[SET TASK]: Do not carry the pictures over; copy every other part of the entries exactly.

>> START INFORMATION SHOWN

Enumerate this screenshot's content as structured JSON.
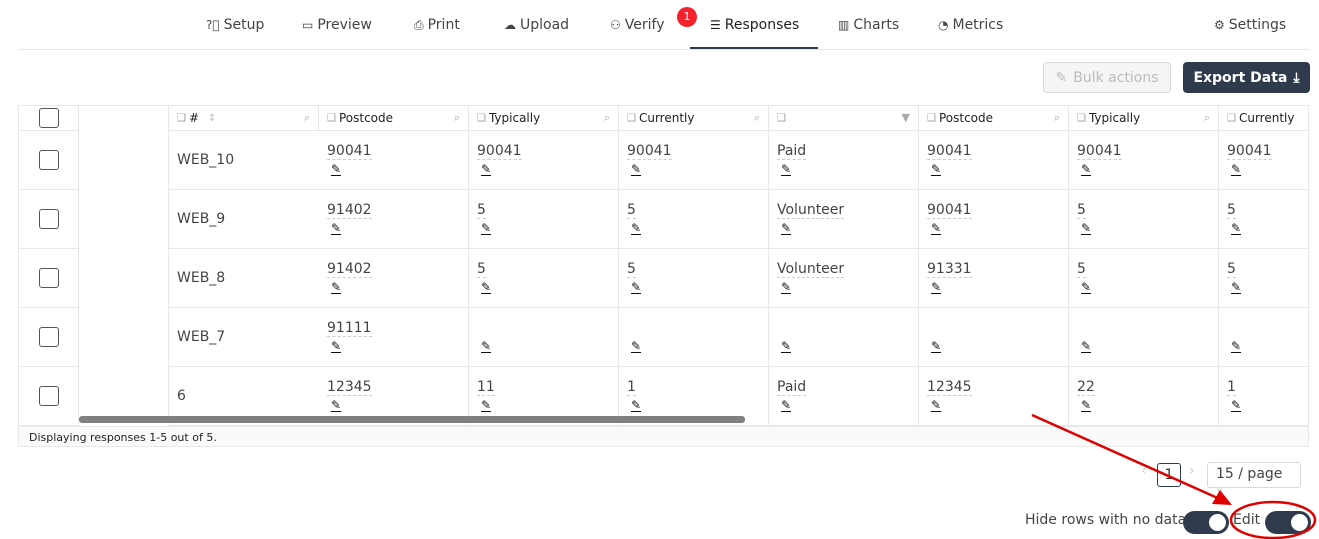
{
  "nav": {
    "tabs": [
      {
        "label": "Setup",
        "icon": "question-circle-icon",
        "glyph": "?⃝"
      },
      {
        "label": "Preview",
        "icon": "presentation-icon",
        "glyph": "▭"
      },
      {
        "label": "Print",
        "icon": "printer-icon",
        "glyph": "⎙"
      },
      {
        "label": "Upload",
        "icon": "cloud-upload-icon",
        "glyph": "☁"
      },
      {
        "label": "Verify",
        "icon": "user-edit-icon",
        "glyph": "⚇"
      },
      {
        "label": "Responses",
        "icon": "list-icon",
        "glyph": "☰"
      },
      {
        "label": "Charts",
        "icon": "bar-chart-icon",
        "glyph": "▥"
      },
      {
        "label": "Metrics",
        "icon": "dashboard-icon",
        "glyph": "◔"
      },
      {
        "label": "Settings",
        "icon": "gears-icon",
        "glyph": "⚙"
      }
    ],
    "active": "Responses",
    "verify_badge": "1"
  },
  "toolbar": {
    "bulk_label": "Bulk actions",
    "export_label": "Export Data"
  },
  "table": {
    "columns": [
      "#",
      "Postcode",
      "Typically",
      "Currently",
      "",
      "Postcode",
      "Typically",
      "Currently"
    ],
    "rows": [
      {
        "id": "WEB_10",
        "cells": [
          "90041",
          "90041",
          "90041",
          "Paid",
          "90041",
          "90041",
          "90041"
        ]
      },
      {
        "id": "WEB_9",
        "cells": [
          "91402",
          "5",
          "5",
          "Volunteer",
          "90041",
          "5",
          "5"
        ]
      },
      {
        "id": "WEB_8",
        "cells": [
          "91402",
          "5",
          "5",
          "Volunteer",
          "91331",
          "5",
          "5"
        ]
      },
      {
        "id": "WEB_7",
        "cells": [
          "91111",
          "",
          "",
          "",
          "",
          "",
          ""
        ]
      },
      {
        "id": "6",
        "cells": [
          "12345",
          "11",
          "1",
          "Paid",
          "12345",
          "22",
          "1"
        ]
      }
    ],
    "footer": "Displaying responses 1-5 out of 5."
  },
  "pagination": {
    "current": "1",
    "page_size": "15 / page"
  },
  "toggles": {
    "hide_rows_label": "Hide rows with no data",
    "hide_rows_on": true,
    "edit_label": "Edit",
    "edit_on": true
  },
  "colors": {
    "primary": "#2f3b4c",
    "badge": "#f5222d",
    "annotation": "#e00000"
  }
}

>> END INFORMATION SHOWN

[TASK RESULT]:
Enumerate this screenshot's content as structured JSON.
{
  "nav": {
    "tabs": [
      {
        "label": "Setup",
        "icon": "question-circle-icon",
        "glyph": "?⃝"
      },
      {
        "label": "Preview",
        "icon": "presentation-icon",
        "glyph": "▭"
      },
      {
        "label": "Print",
        "icon": "printer-icon",
        "glyph": "⎙"
      },
      {
        "label": "Upload",
        "icon": "cloud-upload-icon",
        "glyph": "☁"
      },
      {
        "label": "Verify",
        "icon": "user-edit-icon",
        "glyph": "⚇"
      },
      {
        "label": "Responses",
        "icon": "list-icon",
        "glyph": "☰"
      },
      {
        "label": "Charts",
        "icon": "bar-chart-icon",
        "glyph": "▥"
      },
      {
        "label": "Metrics",
        "icon": "dashboard-icon",
        "glyph": "◔"
      },
      {
        "label": "Settings",
        "icon": "gears-icon",
        "glyph": "⚙"
      }
    ],
    "active": "Responses",
    "verify_badge": "1"
  },
  "toolbar": {
    "bulk_label": "Bulk actions",
    "export_label": "Export Data"
  },
  "table": {
    "columns": [
      "#",
      "Postcode",
      "Typically",
      "Currently",
      "",
      "Postcode",
      "Typically",
      "Currently"
    ],
    "rows": [
      {
        "id": "WEB_10",
        "cells": [
          "90041",
          "90041",
          "90041",
          "Paid",
          "90041",
          "90041",
          "90041"
        ]
      },
      {
        "id": "WEB_9",
        "cells": [
          "91402",
          "5",
          "5",
          "Volunteer",
          "90041",
          "5",
          "5"
        ]
      },
      {
        "id": "WEB_8",
        "cells": [
          "91402",
          "5",
          "5",
          "Volunteer",
          "91331",
          "5",
          "5"
        ]
      },
      {
        "id": "WEB_7",
        "cells": [
          "91111",
          "",
          "",
          "",
          "",
          "",
          ""
        ]
      },
      {
        "id": "6",
        "cells": [
          "12345",
          "11",
          "1",
          "Paid",
          "12345",
          "22",
          "1"
        ]
      }
    ],
    "footer": "Displaying responses 1-5 out of 5."
  },
  "pagination": {
    "current": "1",
    "page_size": "15 / page"
  },
  "toggles": {
    "hide_rows_label": "Hide rows with no data",
    "hide_rows_on": true,
    "edit_label": "Edit",
    "edit_on": true
  },
  "colors": {
    "primary": "#2f3b4c",
    "badge": "#f5222d",
    "annotation": "#e00000"
  }
}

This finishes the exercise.